§ **Data rows**
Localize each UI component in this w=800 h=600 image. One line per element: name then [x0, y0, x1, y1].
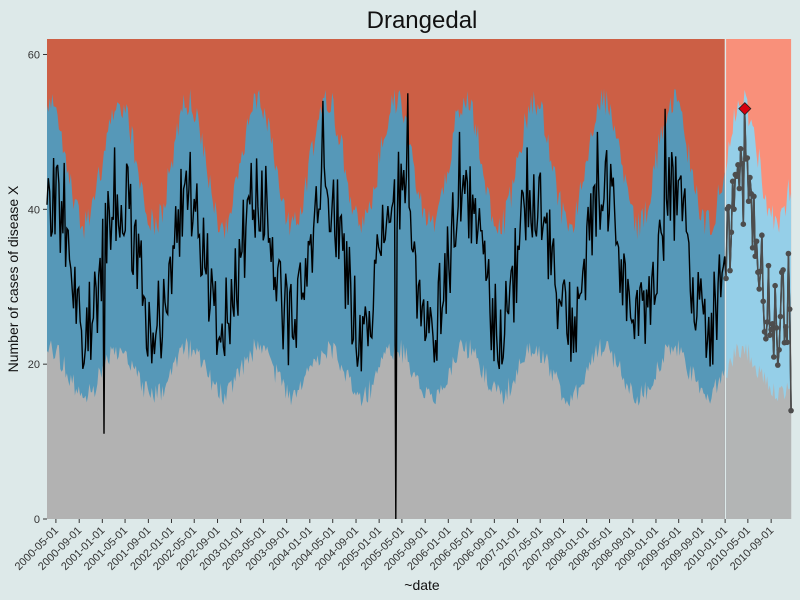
projection-point [785, 250, 792, 257]
projection-point [761, 328, 768, 335]
projection-point [786, 306, 793, 312]
projection-point [737, 145, 744, 152]
projection-point [736, 185, 743, 192]
projection-point [777, 313, 784, 320]
projection-point [771, 354, 777, 360]
projection-point [753, 238, 760, 245]
projection-point [784, 339, 790, 346]
projection-point [752, 253, 759, 260]
projection-point [751, 193, 757, 200]
chart-title: Drangedal [367, 7, 478, 34]
y-tick-label: 0 [34, 514, 40, 526]
projection-point [776, 347, 782, 353]
y-axis-title: Number of cases of disease X [5, 185, 21, 372]
projection-point [774, 362, 781, 368]
projection-point [744, 155, 751, 161]
projection-point [764, 319, 770, 325]
projection-point [759, 232, 765, 239]
projection-point [739, 160, 745, 167]
projection-point [763, 335, 769, 342]
y-tick-label: 40 [28, 204, 40, 216]
projection-point [765, 262, 772, 269]
projection-point [769, 321, 776, 327]
projection-point [733, 173, 740, 180]
projection-point [756, 286, 763, 292]
projection-point [772, 282, 778, 289]
plot-area [46, 39, 794, 520]
y-tick-label: 20 [28, 359, 40, 371]
baseline-band [47, 337, 725, 519]
projection-point [760, 298, 767, 305]
projection-baseline-band [726, 343, 792, 519]
projection-point [723, 275, 729, 282]
projection-point [728, 229, 735, 236]
x-axis-title: ~date [404, 577, 440, 593]
projection-point [725, 203, 732, 210]
projection-point [767, 332, 773, 338]
projection-point [773, 325, 780, 331]
projection-point [747, 174, 753, 181]
projection-point [788, 407, 794, 414]
projection-point [745, 198, 752, 205]
projection-point [731, 206, 737, 212]
projection-point [768, 326, 774, 333]
y-tick-label: 60 [28, 49, 40, 61]
projection-point [780, 267, 786, 273]
projection-point [757, 268, 764, 275]
projection-point [749, 244, 756, 251]
alert-marker [738, 102, 752, 116]
projection-point [729, 178, 736, 185]
projection-point [740, 221, 747, 227]
observed-cases-line [46, 93, 792, 520]
projection-point [727, 267, 733, 274]
projection-point [782, 324, 789, 330]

§ **To do**
Rewrite the part of the listing that begins at the line with "projection-point [785, 250, 792, 257]" and stops after the line with "projection-baseline-band [726, 343, 792, 519]", putting "y-axis-tick" wherever "y-tick-label" appears and keeping the rest the same. Give only those lines.

§ **The solution**
projection-point [785, 250, 792, 257]
projection-point [761, 328, 768, 335]
projection-point [786, 306, 793, 312]
projection-point [737, 145, 744, 152]
projection-point [736, 185, 743, 192]
projection-point [777, 313, 784, 320]
projection-point [771, 354, 777, 360]
projection-point [753, 238, 760, 245]
projection-point [784, 339, 790, 346]
projection-point [752, 253, 759, 260]
projection-point [751, 193, 757, 200]
chart-title: Drangedal [367, 7, 478, 34]
y-axis-tick: 0 [34, 514, 40, 526]
projection-point [776, 347, 782, 353]
y-axis-title: Number of cases of disease X [5, 185, 21, 372]
projection-point [774, 362, 781, 368]
projection-point [744, 155, 751, 161]
projection-point [764, 319, 770, 325]
projection-point [759, 232, 765, 239]
projection-point [739, 160, 745, 167]
projection-point [763, 335, 769, 342]
y-axis-tick: 40 [28, 204, 40, 216]
projection-point [765, 262, 772, 269]
projection-point [769, 321, 776, 327]
projection-point [733, 173, 740, 180]
projection-point [756, 286, 763, 292]
projection-point [772, 282, 778, 289]
plot-area [46, 39, 794, 520]
y-axis-tick: 20 [28, 359, 40, 371]
baseline-band [47, 337, 725, 519]
projection-point [760, 298, 767, 305]
projection-baseline-band [726, 343, 792, 519]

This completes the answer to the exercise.